**REQUEST**
Your answer should be a single number: the count of lines in the material below that hold "name".

[BEGIN]

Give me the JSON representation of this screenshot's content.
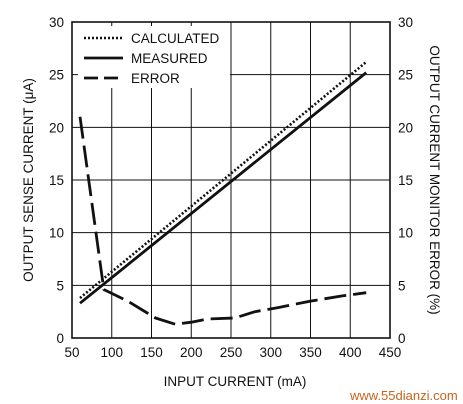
{
  "chart_data": {
    "type": "line",
    "xlabel": "INPUT CURRENT (mA)",
    "ylabel": "OUTPUT SENSE CURRENT (μA)",
    "y2label": "OUTPUT CURRENT MONITOR ERROR (%)",
    "xlim": [
      50,
      450
    ],
    "ylim": [
      0,
      30
    ],
    "y2lim": [
      0,
      30
    ],
    "x_ticks": [
      50,
      100,
      150,
      200,
      250,
      300,
      350,
      400,
      450
    ],
    "y_ticks": [
      0,
      5,
      10,
      15,
      20,
      25,
      30
    ],
    "y2_ticks": [
      0,
      5,
      10,
      15,
      20,
      25,
      30
    ],
    "grid": true,
    "legend_position": "top-left",
    "series": [
      {
        "name": "CALCULATED",
        "style": "dotted",
        "axis": "left",
        "x": [
          60,
          420
        ],
        "y": [
          3.8,
          26.2
        ]
      },
      {
        "name": "MEASURED",
        "style": "solid",
        "axis": "left",
        "x": [
          60,
          420
        ],
        "y": [
          3.3,
          25.2
        ]
      },
      {
        "name": "ERROR",
        "style": "dashed",
        "axis": "right",
        "x": [
          60,
          90,
          120,
          155,
          180,
          200,
          220,
          255,
          280,
          310,
          350,
          390,
          420
        ],
        "y": [
          21,
          4.6,
          3.5,
          1.9,
          1.3,
          1.5,
          1.8,
          1.9,
          2.5,
          2.9,
          3.5,
          4,
          4.3
        ]
      }
    ]
  },
  "watermark": "www.55dianzi.com",
  "colors": {
    "line": "#111111",
    "grid": "#111111",
    "watermark": "#c8641e"
  }
}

[END]

**THE OUTPUT**
3